— Start of TASK INPUTS —

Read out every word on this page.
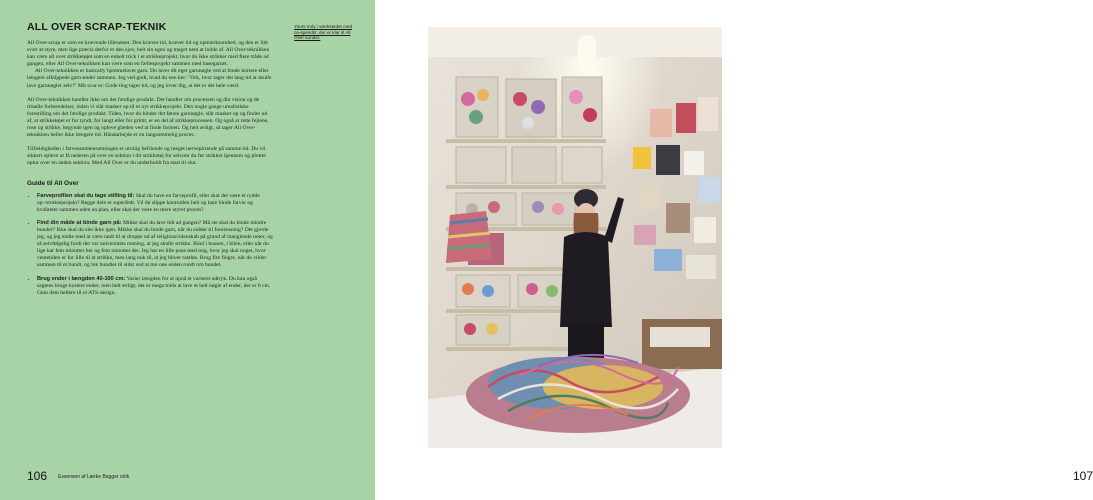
ALL OVER SCRAP-TEKNIK

All Over-scrap er som en krævende lillesøster. Den kræver tid, kræver tid og opmærksomhed, og den er lidt svær at styre, men lige præcis derfor er den sjov, helt sin egen og meget nem at holde af. All Over-teknikken kan være all over strikketøjet som en enkelt trick i et strikkeprojekt, hvor du ikke strikker med flere tråde ad gangen, eller All Over-teknikken kan være som en fællesprojekt sammen med basegarnet.

All Over-teknikken er basically hjemmelavet garn. Du laver dit eget garnnøgle ved at binde kortere eller længere afklippede garn-ender sammen. Jeg ved godt, hvad du tæn ker: "Ork, hvor tager det lang tid at skulle lave garnnøgler selv!" Mit svar er: Gode ting tager tid, og jeg lover dig, at det er det hele værd.

All Over-teknikken handler ikke om det færdige produkt. Det handler om processen og din vision og de rituelle forberedelser, inden vi slår masker op til et nyt strikkeprojekt. Den nogle gange urealistiske forestilling om det færdige produkt. Tiden, hvor du binder det første garnnøgle, slår masker op og finder ud af, at strikketøjet er for tyndt, for langt eller for grimt, er en del af strikkeprocessen. Og også at rette fejlene, rose og strikke, begynde igen og opleve glæden ved at finde formen. Og helt ærligt, så tager All Over-teknikken heller ikke længere tid. Håndarbejde er en langsommelig proces.

Tilfældigheden i farvesammensætningen er utrolig befriende og meget nervepirrende på samme tid. Du vil sikkert opleve at få nederen på over en sektion i dit strikketøj for selvom du før strikket igennem og plottet optur over en anden sektion. Med All Over er du underholdt fra start til slut.

Guide til All Over
• Farveprofilen skal du tage stilling til: Skal du have en farveprofil, eller skal det være et rydde op-/strukteprojekt? Begge dele er superfedt. Vil du slippe kontrollen helt og bare binde farver og kvaliteter sammen uden en plan, eller skal der være en mere styret proces?
• Find din måde at binde garn på: Mikke skal du lave lidt ad gangen? Må ste skal du binde mindre bunder? Ikke skal du slet ikke igen. Mikke skal du binde garn, når du sidder til forelæsning? Det gjorde jeg, og jeg endte med at være nødt til at droppe ud af religionsvidenskab på grund af manglende noter, og så selvfølgelig fordi det var universitets mening, at jeg skulle strikke. Bind i bussen, i bilen, eller når du lige har fem minutter her og fem minutter der. Jeg har en lille pose med mig, hvor jeg skal noget, hvor ventetiden er for lille til at strikke, men lang nok til, at jeg bliver rastløs. Brug fire fingre, når du vikler sammen til et bundt, og lok bundtet til sidst ved at mo one enden rundt om bundet.
• Brug ender i længden 40-100 cm: Varier længden for at opnå et varieret udtryk. Du kan også sagtens bruge kortere ender, men helt ærligt, det er mega træls at lave et helt nøgle af ender, der er 8 cm. Gem dem hellere til et ATS-design.
Yours truly i værkstedet med ca-spendst, der er klar til All Over kunder.
106 Essensen af Lærke Bagger strik	107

— End of TASK INPUTS —

DO THIS =
Print the complete listing exactly as it stands, without its pictures.

EXERCISE OUTPUT =
Read out every word on this page.
ALL OVER SCRAP-TEKNIK

All Over-scrap er som en krævende lillesøster. Den kræver tid, kræver tid og opmærksomhed, og den er lidt svær at styre, men lige præcis derfor er den sjov, helt sin egen og meget nem at holde af. All Over-teknikken kan være all over strikketøjet som en enkelt trick i et strikkeprojekt, hvor du ikke strikker med flere tråde ad gangen, eller All Over-teknikken kan være som en fællesprojekt sammen med basegarnet.

All Over-teknikken er basically hjemmelavet garn. Du laver dit eget garnnøgle ved at binde kortere eller længere afklippede garn-ender sammen. Jeg ved godt, hvad du tæn ker: "Ork, hvor tager det lang tid at skulle lave garnnøgler selv!" Mit svar er: Gode ting tager tid, og jeg lover dig, at det er det hele værd.

All Over-teknikken handler ikke om det færdige produkt. Det handler om processen og din vision og de rituelle forberedelser, inden vi slår masker op til et nyt strikkeprojekt. Den nogle gange urealistiske forestilling om det færdige produkt. Tiden, hvor du binder det første garnnøgle, slår masker op og finder ud af, at strikketøjet er for tyndt, for langt eller for grimt, er en del af strikkeprocessen. Og også at rette fejlene, rose og strikke, begynde igen og opleve glæden ved at finde formen. Og helt ærligt, så tager All Over-teknikken heller ikke længere tid. Håndarbejde er en langsommelig proces.

Tilfældigheden i farvesammensætningen er utrolig befriende og meget nervepirrende på samme tid. Du vil sikkert opleve at få nederen på over en sektion i dit strikketøj for selvom du før strikket igennem og plottet optur over en anden sektion. Med All Over er du underholdt fra start til slut.

Guide til All Over
• Farveprofilen skal du tage stilling til: Skal du have en farveprofil, eller skal det være et rydde op-/strukteprojekt? Begge dele er superfedt. Vil du slippe kontrollen helt og bare binde farver og kvaliteter sammen uden en plan, eller skal der være en mere styret proces?
• Find din måde at binde garn på: Mikke skal du lave lidt ad gangen? Må ste skal du binde mindre bunder? Ikke skal du slet ikke igen. Mikke skal du binde garn, når du sidder til forelæsning? Det gjorde jeg, og jeg endte med at være nødt til at droppe ud af religionsvidenskab på grund af manglende noter, og så selvfølgelig fordi det var universitets mening, at jeg skulle strikke. Bind i bussen, i bilen, eller når du lige har fem minutter her og fem minutter der. Jeg har en lille pose med mig, hvor jeg skal noget, hvor ventetiden er for lille til at strikke, men lang nok til, at jeg bliver rastløs. Brug fire fingre, når du vikler sammen til et bundt, og lok bundtet til sidst ved at mo one enden rundt om bundet.
• Brug ender i længden 40-100 cm: Varier længden for at opnå et varieret udtryk. Du kan også sagtens bruge kortere ender, men helt ærligt, det er mega træls at lave et helt nøgle af ender, der er 8 cm. Gem dem hellere til et ATS-design.
Yours truly i værkstedet med ca-spendst, der er klar til All Over kunder.
106 Essensen af Lærke Bagger strik	107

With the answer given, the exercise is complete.